[Instructions for the task] In the page on alpha(1)-adrenergic receptor autoantibodies, rewrite the portion starting at "Referenced in: none" and ending at "in refractory hypertension.", substituting "treatment-resistant hypertension" for each occurrence of "refractory hypertension".

[Document section]
────────────────────
Referenced in: none

Automatically associated channels: Cav1.2

Title: Potential relevance of alpha(1)-adrenergic receptor autoantibodies in refractory hypertension.

Authors: Katrin Wenzel, Hannelore Haase, Gerd Wallukat, Wolfgang Derer, Sabine Bartel, Volker Homuth, Florian Herse, Norbert Hubner, Herbert Schulz, Marion Janczikowski, Carsten Lindschau, Christoph Schroeder, Stefan Verlohren, Ingo Morano, Dominik N Muller, Friedrich C Luft, Rainer Dietz, Ralf Dechend, Peter Karczewski

Journal, date & volume: PLoS ONE, 2008 , 3, e3742

PubMed link: http://www.ncbi.nlm.nih.gov/pubmed/19011682

Abstract
Agonistic autoantibodies directed at the alpha(1)-adrenergic receptor (alpha(1)-AAB) have been described in patients with hypertension. We implied earlier that alpha(1)-AAB might have a mechanistic role and could represent a therapeutic target.To pursue the issue, we performed clinical and basic studies. We observed that 41 of 81 patients with refractory hypertension had alpha(1)-AAB; after immunoadsorption blood pressure was significantly reduced in these patients. Rabbits were immunized to generate alpha(1)-adrenergic receptor antibodies (alpha(1)-AB). Patient alpha(1)-AAB and rabbit alpha(1)-AB were purified using affinity chromatography and characterized both by epitope mapping and surface plasmon resonance measurements. Neonatal rat cardiomyocytes, rat vascular smooth muscle cells (VSMC), and Chinese hamster ovary cells transfected with the human alpha(1A)-adrenergic receptor were incubated with patient alpha(1)-AAB and rabbit alpha(1)-AB and the activation of signal transduction pathways was investigated by Western blot, confocal laser scanning microscopy, and gene expression. We found that phospholipase A2 group IIA (PLA2-IIA) and L-type calcium channel (Cacna1c) genes were upregulated in cardiomyocytes and VSMC after stimulation with both purified antibodies. We showed that patient alpha(1)-AAB and rabbit alpha(1)-AB result in protein kinase C alpha activation and transient extracellular-related kinase (EKR1/2) phosphorylation. Finally, we showed that the antibodies exert acute effects on intracellular Ca(2+) in cardiomyocytes and induce mesentery artery segment contraction.Patient alpha(1)-AAB and rabbit alpha(1)-AB can induce signaling pathways important for hypertension and cardiac remodeling. Our data provide evidence for a potential clinical relevance for alpha(1)-AAB in hypertensive patients, and the notion of immunity as a possible cause of hypertension.
────────────────────
[Supplied material]
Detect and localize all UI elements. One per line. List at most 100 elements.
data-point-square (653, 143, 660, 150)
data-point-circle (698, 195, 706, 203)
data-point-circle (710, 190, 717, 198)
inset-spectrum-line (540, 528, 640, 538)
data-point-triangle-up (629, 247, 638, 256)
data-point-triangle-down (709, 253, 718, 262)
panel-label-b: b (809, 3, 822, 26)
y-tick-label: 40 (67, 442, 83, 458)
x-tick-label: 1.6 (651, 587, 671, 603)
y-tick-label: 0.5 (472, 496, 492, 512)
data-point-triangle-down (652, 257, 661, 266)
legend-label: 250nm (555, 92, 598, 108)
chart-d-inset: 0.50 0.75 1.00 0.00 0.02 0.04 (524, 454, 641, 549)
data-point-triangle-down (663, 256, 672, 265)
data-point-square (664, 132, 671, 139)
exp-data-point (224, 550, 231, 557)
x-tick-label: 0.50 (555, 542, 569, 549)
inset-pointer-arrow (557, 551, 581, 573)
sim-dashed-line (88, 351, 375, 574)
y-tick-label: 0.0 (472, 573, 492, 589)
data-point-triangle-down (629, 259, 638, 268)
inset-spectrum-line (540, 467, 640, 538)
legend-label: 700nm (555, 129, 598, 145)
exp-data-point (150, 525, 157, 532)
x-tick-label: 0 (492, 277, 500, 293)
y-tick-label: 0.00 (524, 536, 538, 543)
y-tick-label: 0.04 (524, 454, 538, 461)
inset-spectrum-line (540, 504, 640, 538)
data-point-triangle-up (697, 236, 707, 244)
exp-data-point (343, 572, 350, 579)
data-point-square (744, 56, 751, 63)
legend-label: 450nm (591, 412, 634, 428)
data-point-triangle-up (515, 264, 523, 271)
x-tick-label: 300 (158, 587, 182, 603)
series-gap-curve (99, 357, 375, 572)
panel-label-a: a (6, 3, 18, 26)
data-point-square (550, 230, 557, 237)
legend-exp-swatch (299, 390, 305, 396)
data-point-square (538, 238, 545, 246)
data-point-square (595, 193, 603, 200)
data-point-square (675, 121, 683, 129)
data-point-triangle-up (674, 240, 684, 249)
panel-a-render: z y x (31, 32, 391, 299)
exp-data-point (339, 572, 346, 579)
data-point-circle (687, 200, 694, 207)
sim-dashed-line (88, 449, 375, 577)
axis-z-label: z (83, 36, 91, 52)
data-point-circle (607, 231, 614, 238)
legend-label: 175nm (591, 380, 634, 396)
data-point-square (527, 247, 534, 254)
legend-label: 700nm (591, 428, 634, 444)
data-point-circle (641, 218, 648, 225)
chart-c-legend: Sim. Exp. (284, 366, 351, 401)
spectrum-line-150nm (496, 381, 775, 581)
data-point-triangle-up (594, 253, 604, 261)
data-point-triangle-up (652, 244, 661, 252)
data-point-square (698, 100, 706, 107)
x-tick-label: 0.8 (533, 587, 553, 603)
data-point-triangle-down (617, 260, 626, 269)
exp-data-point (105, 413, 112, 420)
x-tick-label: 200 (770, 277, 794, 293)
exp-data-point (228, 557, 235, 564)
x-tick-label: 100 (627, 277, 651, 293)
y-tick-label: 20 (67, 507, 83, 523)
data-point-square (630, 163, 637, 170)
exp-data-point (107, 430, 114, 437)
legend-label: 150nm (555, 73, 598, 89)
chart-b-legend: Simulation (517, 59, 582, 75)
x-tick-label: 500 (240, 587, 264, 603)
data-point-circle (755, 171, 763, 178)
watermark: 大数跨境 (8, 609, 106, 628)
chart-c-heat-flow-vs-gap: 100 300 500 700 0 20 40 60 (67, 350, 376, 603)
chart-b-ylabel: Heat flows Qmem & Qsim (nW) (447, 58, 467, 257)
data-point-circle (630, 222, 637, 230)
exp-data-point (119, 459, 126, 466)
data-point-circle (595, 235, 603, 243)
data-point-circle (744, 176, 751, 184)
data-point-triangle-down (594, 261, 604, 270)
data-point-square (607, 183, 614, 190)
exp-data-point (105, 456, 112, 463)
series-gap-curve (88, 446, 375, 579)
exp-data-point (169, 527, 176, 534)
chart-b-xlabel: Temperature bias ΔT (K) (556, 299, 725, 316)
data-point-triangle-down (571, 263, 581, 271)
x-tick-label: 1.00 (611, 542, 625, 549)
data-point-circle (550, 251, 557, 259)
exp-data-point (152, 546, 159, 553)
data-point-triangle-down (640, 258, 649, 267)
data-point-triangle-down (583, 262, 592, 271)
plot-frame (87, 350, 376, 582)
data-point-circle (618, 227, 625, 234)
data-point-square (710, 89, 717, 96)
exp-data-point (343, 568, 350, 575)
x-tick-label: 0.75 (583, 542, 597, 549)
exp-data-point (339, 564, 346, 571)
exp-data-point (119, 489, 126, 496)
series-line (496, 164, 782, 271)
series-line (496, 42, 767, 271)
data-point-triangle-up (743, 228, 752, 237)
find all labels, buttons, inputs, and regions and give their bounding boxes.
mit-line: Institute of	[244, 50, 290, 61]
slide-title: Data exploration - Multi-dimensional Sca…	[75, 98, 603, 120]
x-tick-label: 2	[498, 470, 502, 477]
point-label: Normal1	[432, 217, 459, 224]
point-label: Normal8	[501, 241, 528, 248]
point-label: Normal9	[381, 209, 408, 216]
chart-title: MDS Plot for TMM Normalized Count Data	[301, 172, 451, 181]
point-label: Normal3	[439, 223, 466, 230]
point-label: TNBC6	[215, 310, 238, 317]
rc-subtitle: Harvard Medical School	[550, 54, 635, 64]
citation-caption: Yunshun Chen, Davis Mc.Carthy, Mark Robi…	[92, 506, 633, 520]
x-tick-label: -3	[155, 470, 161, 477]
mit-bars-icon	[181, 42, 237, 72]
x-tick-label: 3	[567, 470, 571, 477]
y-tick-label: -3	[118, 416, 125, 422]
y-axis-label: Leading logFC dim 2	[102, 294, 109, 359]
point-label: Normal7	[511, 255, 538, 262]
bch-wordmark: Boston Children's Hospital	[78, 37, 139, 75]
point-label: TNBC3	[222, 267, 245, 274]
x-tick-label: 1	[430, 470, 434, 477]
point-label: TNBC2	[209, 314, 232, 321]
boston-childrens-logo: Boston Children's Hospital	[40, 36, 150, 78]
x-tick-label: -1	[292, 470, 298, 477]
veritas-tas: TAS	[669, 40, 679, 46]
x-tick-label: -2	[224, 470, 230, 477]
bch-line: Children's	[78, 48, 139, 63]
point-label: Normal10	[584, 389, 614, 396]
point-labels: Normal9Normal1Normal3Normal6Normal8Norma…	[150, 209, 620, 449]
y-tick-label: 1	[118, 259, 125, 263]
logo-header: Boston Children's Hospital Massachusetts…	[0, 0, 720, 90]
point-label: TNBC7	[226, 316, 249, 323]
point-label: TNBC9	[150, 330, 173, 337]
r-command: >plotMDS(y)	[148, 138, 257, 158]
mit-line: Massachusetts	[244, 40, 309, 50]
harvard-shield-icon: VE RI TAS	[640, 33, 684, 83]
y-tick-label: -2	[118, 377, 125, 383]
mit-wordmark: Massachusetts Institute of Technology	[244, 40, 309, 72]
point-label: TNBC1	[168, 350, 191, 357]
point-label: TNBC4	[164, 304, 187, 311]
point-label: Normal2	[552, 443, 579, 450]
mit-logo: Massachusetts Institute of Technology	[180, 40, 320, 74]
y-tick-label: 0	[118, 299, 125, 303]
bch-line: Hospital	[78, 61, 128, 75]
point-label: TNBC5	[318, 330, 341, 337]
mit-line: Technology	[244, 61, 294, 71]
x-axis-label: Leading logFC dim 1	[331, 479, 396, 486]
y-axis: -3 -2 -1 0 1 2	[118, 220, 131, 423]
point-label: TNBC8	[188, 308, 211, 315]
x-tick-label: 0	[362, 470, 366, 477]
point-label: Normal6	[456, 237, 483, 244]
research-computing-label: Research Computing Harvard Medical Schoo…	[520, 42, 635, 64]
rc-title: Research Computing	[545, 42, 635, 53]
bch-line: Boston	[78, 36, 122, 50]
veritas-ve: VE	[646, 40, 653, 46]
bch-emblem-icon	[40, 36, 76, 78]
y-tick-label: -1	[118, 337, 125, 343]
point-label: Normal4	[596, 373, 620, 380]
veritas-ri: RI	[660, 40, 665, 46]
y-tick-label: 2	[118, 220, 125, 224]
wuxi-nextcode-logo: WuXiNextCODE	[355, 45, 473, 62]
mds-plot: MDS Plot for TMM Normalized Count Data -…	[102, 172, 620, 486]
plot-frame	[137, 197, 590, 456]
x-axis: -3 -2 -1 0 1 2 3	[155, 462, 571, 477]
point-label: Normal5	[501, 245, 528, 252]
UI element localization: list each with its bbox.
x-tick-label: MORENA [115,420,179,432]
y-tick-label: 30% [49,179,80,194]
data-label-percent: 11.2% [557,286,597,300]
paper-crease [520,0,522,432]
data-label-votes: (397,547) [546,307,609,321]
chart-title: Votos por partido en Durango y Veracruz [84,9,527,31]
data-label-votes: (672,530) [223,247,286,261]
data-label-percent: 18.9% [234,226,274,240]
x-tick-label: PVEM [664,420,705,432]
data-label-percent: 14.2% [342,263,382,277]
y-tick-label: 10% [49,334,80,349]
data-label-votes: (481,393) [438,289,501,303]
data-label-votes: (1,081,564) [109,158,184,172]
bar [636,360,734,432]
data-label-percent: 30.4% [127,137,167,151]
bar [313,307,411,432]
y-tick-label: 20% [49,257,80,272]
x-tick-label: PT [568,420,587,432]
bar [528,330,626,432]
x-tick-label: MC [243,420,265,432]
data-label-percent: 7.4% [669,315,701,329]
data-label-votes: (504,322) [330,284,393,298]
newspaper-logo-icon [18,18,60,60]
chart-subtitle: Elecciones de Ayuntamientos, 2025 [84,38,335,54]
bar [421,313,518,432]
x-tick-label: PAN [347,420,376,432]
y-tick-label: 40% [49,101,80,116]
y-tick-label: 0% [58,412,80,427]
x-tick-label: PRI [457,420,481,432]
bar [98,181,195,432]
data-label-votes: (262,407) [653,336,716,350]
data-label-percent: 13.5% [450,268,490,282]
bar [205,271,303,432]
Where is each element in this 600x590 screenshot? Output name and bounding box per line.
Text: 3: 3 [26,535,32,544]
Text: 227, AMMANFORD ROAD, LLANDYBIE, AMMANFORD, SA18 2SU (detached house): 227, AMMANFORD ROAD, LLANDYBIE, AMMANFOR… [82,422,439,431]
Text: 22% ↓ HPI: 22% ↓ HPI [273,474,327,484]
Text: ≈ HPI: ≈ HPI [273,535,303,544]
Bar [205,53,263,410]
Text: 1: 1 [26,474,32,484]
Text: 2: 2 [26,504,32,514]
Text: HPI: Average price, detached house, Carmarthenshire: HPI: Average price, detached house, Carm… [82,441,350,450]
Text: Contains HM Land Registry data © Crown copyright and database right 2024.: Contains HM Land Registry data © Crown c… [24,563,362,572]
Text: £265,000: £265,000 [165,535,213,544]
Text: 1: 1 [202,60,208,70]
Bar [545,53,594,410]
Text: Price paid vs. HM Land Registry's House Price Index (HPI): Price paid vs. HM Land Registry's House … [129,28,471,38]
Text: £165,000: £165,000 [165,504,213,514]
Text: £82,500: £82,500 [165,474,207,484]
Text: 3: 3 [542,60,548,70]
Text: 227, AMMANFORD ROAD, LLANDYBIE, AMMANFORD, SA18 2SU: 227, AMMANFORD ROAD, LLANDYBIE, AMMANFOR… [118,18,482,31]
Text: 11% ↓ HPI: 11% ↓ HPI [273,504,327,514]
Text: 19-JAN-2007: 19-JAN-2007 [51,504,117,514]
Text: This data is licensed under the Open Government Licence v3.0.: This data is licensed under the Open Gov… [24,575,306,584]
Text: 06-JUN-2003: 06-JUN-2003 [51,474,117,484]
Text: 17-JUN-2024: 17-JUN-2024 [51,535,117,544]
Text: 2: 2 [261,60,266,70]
────────────────────
[Task output]
Referenced in: none

Automatically associated channels: Cav1.2

Title: Potential relevance of alpha(1)-adrenergic receptor autoantibodies in treatment-resistant hypertension.